**What is needed:** All lines featuring the string "BLOG" are to be listed.

##### Exercise materials #####

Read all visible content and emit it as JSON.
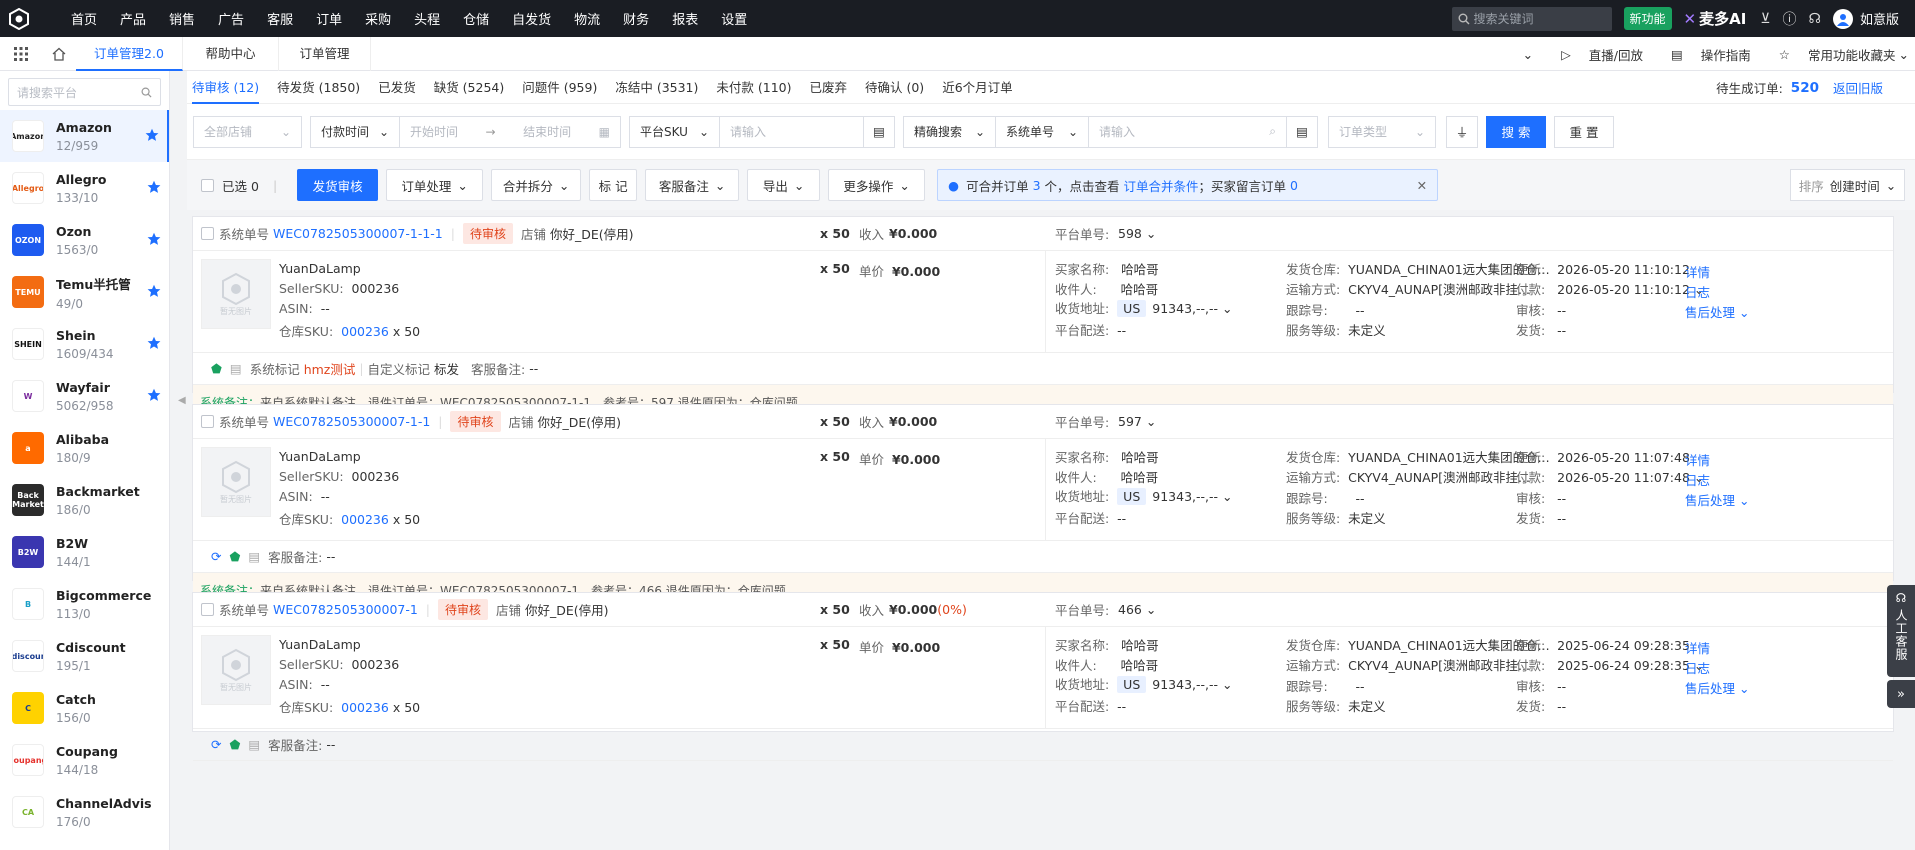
{
  "topnav": {
    "items": [
      "首页",
      "产品",
      "销售",
      "广告",
      "客服",
      "订单",
      "采购",
      "头程",
      "仓储",
      "自发货",
      "物流",
      "财务",
      "报表",
      "设置"
    ],
    "search_placeholder": "搜索关键词",
    "new_feature": "新功能",
    "brand": "麦多AI",
    "user": "如意版"
  },
  "tabbar": {
    "tabs": [
      "订单管理2.0",
      "帮助中心",
      "订单管理"
    ],
    "right": [
      "直播/回放",
      "操作指南",
      "常用功能收藏夹"
    ]
  },
  "sidebar": {
    "search_placeholder": "请搜索平台",
    "platforms": [
      {
        "name": "Amazon",
        "count": "12/959",
        "logo": "Amazon",
        "color": "#ffffff",
        "text": "#222",
        "starred": true
      },
      {
        "name": "Allegro",
        "count": "133/10",
        "logo": "Allegro",
        "color": "#ffffff",
        "text": "#e35b15",
        "starred": true
      },
      {
        "name": "Ozon",
        "count": "1563/0",
        "logo": "OZON",
        "color": "#1e5bf0",
        "text": "#fff",
        "starred": true
      },
      {
        "name": "Temu半托管",
        "count": "49/0",
        "logo": "TEMU",
        "color": "#f36c12",
        "text": "#fff",
        "starred": true
      },
      {
        "name": "Shein",
        "count": "1609/434",
        "logo": "SHEIN",
        "color": "#ffffff",
        "text": "#111",
        "starred": true
      },
      {
        "name": "Wayfair",
        "count": "5062/958",
        "logo": "W",
        "color": "#ffffff",
        "text": "#7b2c9e",
        "starred": true
      },
      {
        "name": "Alibaba",
        "count": "180/9",
        "logo": "a",
        "color": "#ff6a00",
        "text": "#fff",
        "starred": false
      },
      {
        "name": "Backmarket",
        "count": "186/0",
        "logo": "Back Market",
        "color": "#2b2b2b",
        "text": "#fff",
        "starred": false
      },
      {
        "name": "B2W",
        "count": "144/1",
        "logo": "B2W",
        "color": "#3a36b0",
        "text": "#fff",
        "starred": false
      },
      {
        "name": "Bigcommerce",
        "count": "113/0",
        "logo": "B",
        "color": "#ffffff",
        "text": "#1aa0c8",
        "starred": false
      },
      {
        "name": "Cdiscount",
        "count": "195/1",
        "logo": "Cdiscount",
        "color": "#ffffff",
        "text": "#1a3c8f",
        "starred": false
      },
      {
        "name": "Catch",
        "count": "156/0",
        "logo": "C",
        "color": "#ffd200",
        "text": "#1a3c8f",
        "starred": false
      },
      {
        "name": "Coupang",
        "count": "144/18",
        "logo": "coupang",
        "color": "#ffffff",
        "text": "#e5322d",
        "starred": false
      },
      {
        "name": "ChannelAdvis",
        "count": "176/0",
        "logo": "CA",
        "color": "#ffffff",
        "text": "#7ab32d",
        "starred": false
      }
    ]
  },
  "status_tabs": [
    "待审核 (12)",
    "待发货 (1850)",
    "已发货",
    "缺货 (5254)",
    "问题件 (959)",
    "冻结中 (3531)",
    "未付款 (110)",
    "已废弃",
    "待确认 (0)",
    "近6个月订单"
  ],
  "status_right": {
    "label": "待生成订单:",
    "value": "520",
    "link": "返回旧版"
  },
  "filters": {
    "store_ph": "全部店铺",
    "time_type": "付款时间",
    "start_ph": "开始时间",
    "end_ph": "结束时间",
    "sku_type": "平台SKU",
    "sku_ph": "请输入",
    "match": "精确搜索",
    "no_type": "系统单号",
    "no_ph": "请输入",
    "order_type_ph": "订单类型",
    "search": "搜 索",
    "reset": "重 置"
  },
  "actions": {
    "selected": "已选 0",
    "audit": "发货审核",
    "process": "订单处理",
    "merge": "合并拆分",
    "mark": "标 记",
    "cs_note": "客服备注",
    "export": "导出",
    "more": "更多操作",
    "notice_a": "可合并订单",
    "notice_n": "3",
    "notice_b": "个，点击查看",
    "notice_link": "订单合并条件",
    "notice_c": "；买家留言订单",
    "notice_m": "0",
    "sort_label": "排序",
    "sort_value": "创建时间"
  },
  "labels": {
    "sys_no": "系统单号",
    "store": "店铺",
    "income": "收入",
    "unit_price": "单价",
    "platform_no": "平台单号:",
    "seller_sku": "SellerSKU:",
    "asin": "ASIN:",
    "wh_sku": "仓库SKU:",
    "buyer": "买家名称:",
    "receiver": "收件人:",
    "address": "收货地址:",
    "plat_ship": "平台配送:",
    "warehouse": "发货仓库:",
    "ship_method": "运输方式:",
    "tracking": "跟踪号:",
    "service": "服务等级:",
    "updated": "更新:",
    "paid": "付款:",
    "audit": "审核:",
    "shipped": "发货:",
    "detail": "详情",
    "log": "日志",
    "aftersale": "售后处理",
    "no_image": "暂无图片",
    "status": "待审核",
    "sys_mark": "系统标记",
    "custom_mark": "自定义标记",
    "cs_note": "客服备注:",
    "sys_remark": "系统备注："
  },
  "orders": [
    {
      "no": "WEC0782505300007-1-1-1",
      "store": "你好_DE(停用)",
      "qty": "x 50",
      "income": "¥0.000",
      "income_pct": "",
      "plat_no": "598",
      "product": "YuanDaLamp",
      "sku": "000236",
      "asin": "--",
      "whsku": "000236",
      "whqty": "x 50",
      "price": "¥0.000",
      "buyer": "哈哈哥",
      "receiver": "哈哈哥",
      "country": "US",
      "addr": "91343,--,--",
      "plat_ship": "--",
      "warehouse": "YUANDA_CHINA01远大集团的仓...",
      "method": "CKYV4_AUNAP[澳洲邮政非挂...",
      "tracking": "--",
      "service": "未定义",
      "updated": "2026-05-20 11:10:12",
      "paid": "2026-05-20 11:10:12",
      "audit": "--",
      "shipped": "--",
      "mark_value": "hmz测试",
      "custom_value": "标发",
      "cs_value": "--",
      "remark": "来自系统默认备注，退件订单号：WEC0782505300007-1-1，参考号：597 退件原因为：仓库问题"
    },
    {
      "no": "WEC0782505300007-1-1",
      "store": "你好_DE(停用)",
      "qty": "x 50",
      "income": "¥0.000",
      "income_pct": "",
      "plat_no": "597",
      "product": "YuanDaLamp",
      "sku": "000236",
      "asin": "--",
      "whsku": "000236",
      "whqty": "x 50",
      "price": "¥0.000",
      "buyer": "哈哈哥",
      "receiver": "哈哈哥",
      "country": "US",
      "addr": "91343,--,--",
      "plat_ship": "--",
      "warehouse": "YUANDA_CHINA01远大集团的仓...",
      "method": "CKYV4_AUNAP[澳洲邮政非挂...",
      "tracking": "--",
      "service": "未定义",
      "updated": "2026-05-20 11:07:48",
      "paid": "2026-05-20 11:07:48",
      "audit": "--",
      "shipped": "--",
      "mark_value": "",
      "custom_value": "",
      "cs_value": "--",
      "remark": "来自系统默认备注，退件订单号：WEC0782505300007-1，参考号：466 退件原因为：仓库问题"
    },
    {
      "no": "WEC0782505300007-1",
      "store": "你好_DE(停用)",
      "qty": "x 50",
      "income": "¥0.000",
      "income_pct": "(0%)",
      "plat_no": "466",
      "product": "YuanDaLamp",
      "sku": "000236",
      "asin": "--",
      "whsku": "000236",
      "whqty": "x 50",
      "price": "¥0.000",
      "buyer": "哈哈哥",
      "receiver": "哈哈哥",
      "country": "US",
      "addr": "91343,--,--",
      "plat_ship": "--",
      "warehouse": "YUANDA_CHINA01远大集团的仓...",
      "method": "CKYV4_AUNAP[澳洲邮政非挂...",
      "tracking": "--",
      "service": "未定义",
      "updated": "2025-06-24 09:28:35",
      "paid": "2025-06-24 09:28:35",
      "audit": "--",
      "shipped": "--",
      "mark_value": "",
      "custom_value": "",
      "cs_value": "--",
      "remark": ""
    }
  ],
  "float_service": "人工客服",
  "colors": {
    "primary": "#1e6fff",
    "nav_bg": "#1a1d23",
    "pending_tag": "#e0451d",
    "remark_bg": "#fdf7ee",
    "green": "#19a15f"
  }
}
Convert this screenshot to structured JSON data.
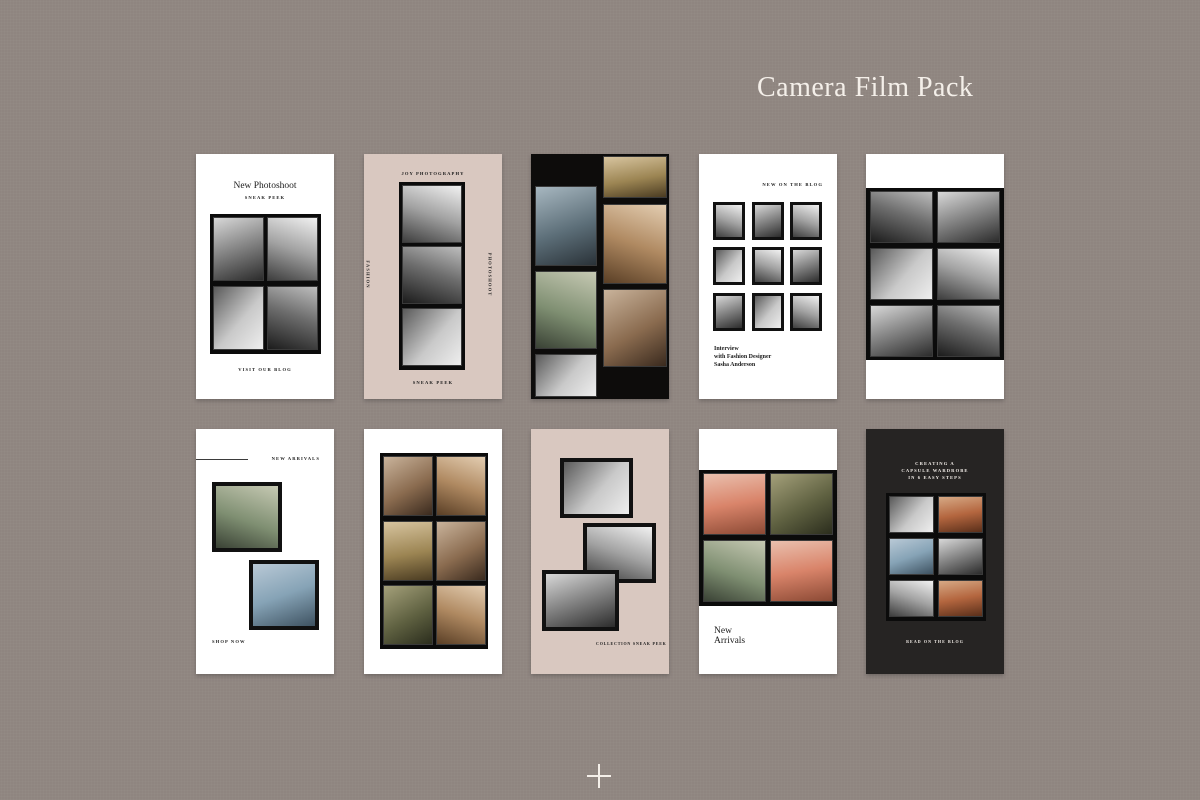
{
  "title": "Camera Film Pack",
  "cards": {
    "c1": {
      "title": "New Photoshoot",
      "subtitle": "SNEAK PEEK",
      "footer": "VISIT OUR BLOG"
    },
    "c2": {
      "top": "JOY PHOTOGRAPHY",
      "left": "FASHION",
      "right": "PHOTOSHOOT",
      "footer": "SNEAK PEEK"
    },
    "c4": {
      "top": "NEW ON THE BLOG",
      "body1": "Interview",
      "body2": "with Fashion Designer",
      "body3": "Sasha Anderson"
    },
    "c6": {
      "top": "NEW ARRIVALS",
      "footer": "SHOP NOW"
    },
    "c8": {
      "footer": "COLLECTION SNEAK PEEK"
    },
    "c9": {
      "title1": "New",
      "title2": "Arrivals"
    },
    "c10": {
      "line1": "CREATING A",
      "line2": "CAPSULE WARDROBE",
      "line3": "IN 6 EASY STEPS",
      "footer": "READ ON THE BLOG"
    }
  },
  "icons": {
    "plus": "plus-icon"
  },
  "colors": {
    "background": "#8f8580",
    "pink_card": "#d9c8c0",
    "dark_card": "#262423",
    "title": "#f4efe9"
  }
}
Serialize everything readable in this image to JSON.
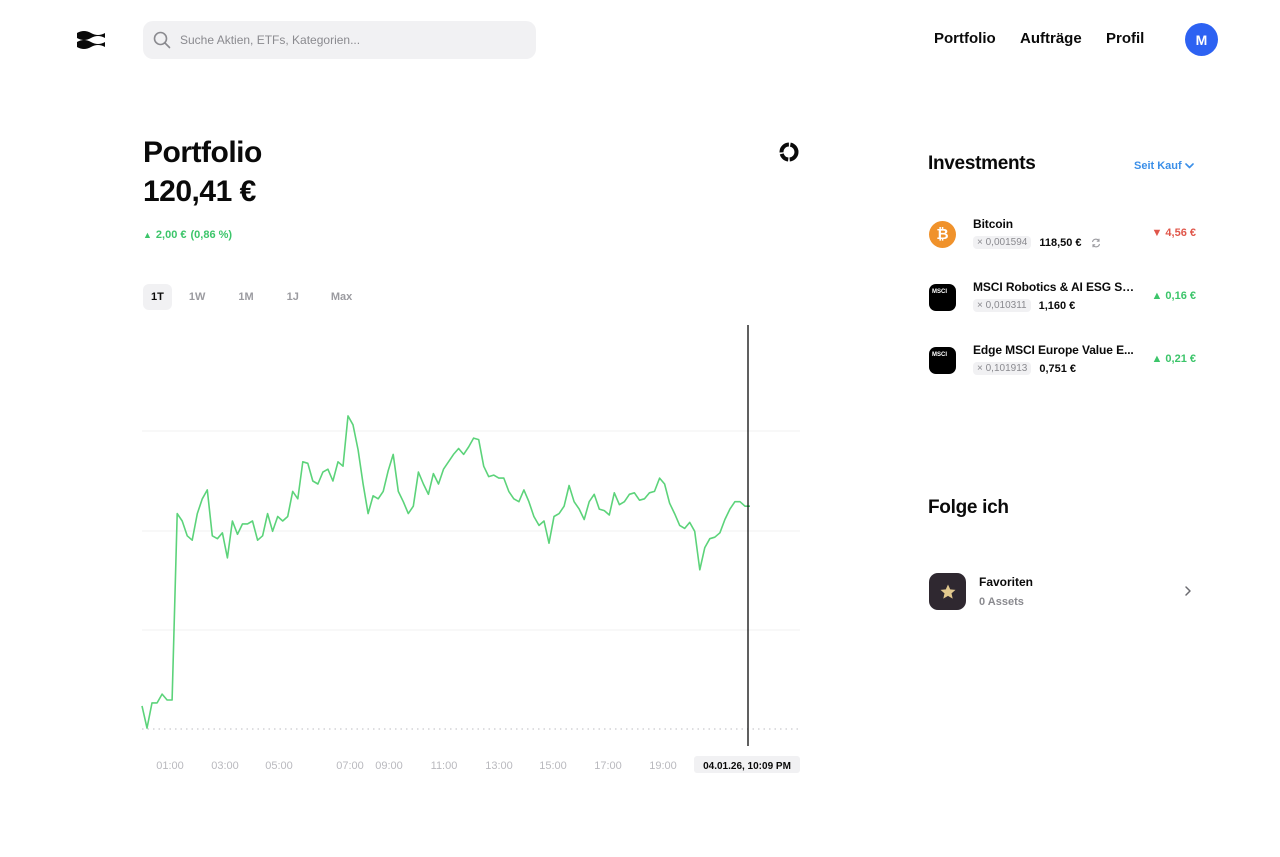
{
  "header": {
    "search_placeholder": "Suche Aktien, ETFs, Kategorien...",
    "nav": [
      "Portfolio",
      "Aufträge",
      "Profil"
    ],
    "avatar_initial": "M",
    "avatar_color": "#2d62f2"
  },
  "portfolio": {
    "title": "Portfolio",
    "value": "120,41 €",
    "change_abs": "2,00 €",
    "change_pct": "(0,86 %)",
    "change_arrow": "▲",
    "ranges": [
      "1T",
      "1W",
      "1M",
      "1J",
      "Max"
    ],
    "active_range": "1T"
  },
  "chart_data": {
    "type": "line",
    "x_tick_labels": [
      "01:00",
      "03:00",
      "05:00",
      "07:00",
      "09:00",
      "11:00",
      "13:00",
      "15:00",
      "17:00",
      "19:00"
    ],
    "cursor_label": "04.01.26, 10:09 PM",
    "line_color": "#5cd37a",
    "grid": true,
    "baseline": "dotted",
    "y_values": [
      118.6,
      118.45,
      118.62,
      118.62,
      118.68,
      118.64,
      118.64,
      119.9,
      119.85,
      119.75,
      119.72,
      119.9,
      120.0,
      120.06,
      119.75,
      119.73,
      119.77,
      119.6,
      119.85,
      119.76,
      119.83,
      119.83,
      119.85,
      119.72,
      119.75,
      119.9,
      119.78,
      119.88,
      119.85,
      119.88,
      120.05,
      120.0,
      120.25,
      120.24,
      120.12,
      120.1,
      120.18,
      120.2,
      120.12,
      120.25,
      120.22,
      120.56,
      120.5,
      120.33,
      120.1,
      119.9,
      120.02,
      120.0,
      120.05,
      120.19,
      120.3,
      120.05,
      119.98,
      119.9,
      119.95,
      120.18,
      120.1,
      120.03,
      120.17,
      120.1,
      120.2,
      120.25,
      120.3,
      120.34,
      120.3,
      120.35,
      120.41,
      120.4,
      120.22,
      120.15,
      120.16,
      120.14,
      120.14,
      120.05,
      120.0,
      119.98,
      120.06,
      119.98,
      119.88,
      119.82,
      119.85,
      119.7,
      119.88,
      119.9,
      119.95,
      120.09,
      119.98,
      119.93,
      119.86,
      119.98,
      120.03,
      119.93,
      119.92,
      119.89,
      120.04,
      119.96,
      119.98,
      120.03,
      120.04,
      119.99,
      120.0,
      120.04,
      120.05,
      120.14,
      120.1,
      119.97,
      119.9,
      119.82,
      119.8,
      119.84,
      119.78,
      119.52,
      119.67,
      119.73,
      119.74,
      119.77,
      119.86,
      119.93,
      119.98,
      119.98,
      119.95,
      119.95
    ],
    "y_range": [
      118.41,
      120.6
    ],
    "baseline_value": 118.41
  },
  "investments": {
    "title": "Investments",
    "filter_label": "Seit Kauf",
    "items": [
      {
        "name": "Bitcoin",
        "qty": "× 0,001594",
        "price": "118,50 €",
        "change": "4,56 €",
        "arrow": "▼",
        "direction": "down",
        "icon": "bitcoin-icon",
        "icon_text": "₿",
        "has_sync": true
      },
      {
        "name": "MSCI Robotics & AI ESG Sc...",
        "qty": "× 0,010311",
        "price": "1,160 €",
        "change": "0,16 €",
        "arrow": "▲",
        "direction": "up",
        "icon": "msci-logo",
        "icon_text": "MSCI",
        "has_sync": false
      },
      {
        "name": "Edge MSCI Europe Value E...",
        "qty": "× 0,101913",
        "price": "0,751 €",
        "change": "0,21 €",
        "arrow": "▲",
        "direction": "up",
        "icon": "msci-logo",
        "icon_text": "MSCI",
        "has_sync": false
      }
    ]
  },
  "following": {
    "title": "Folge ich",
    "items": [
      {
        "name": "Favoriten",
        "sub": "0 Assets",
        "icon": "star-icon"
      }
    ]
  }
}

#####

**Task response:**
      "footer": "VISIT OUR BLOG"
      "top": "NEW ON THE BLOG",
      "footer": "READ ON THE BLOG"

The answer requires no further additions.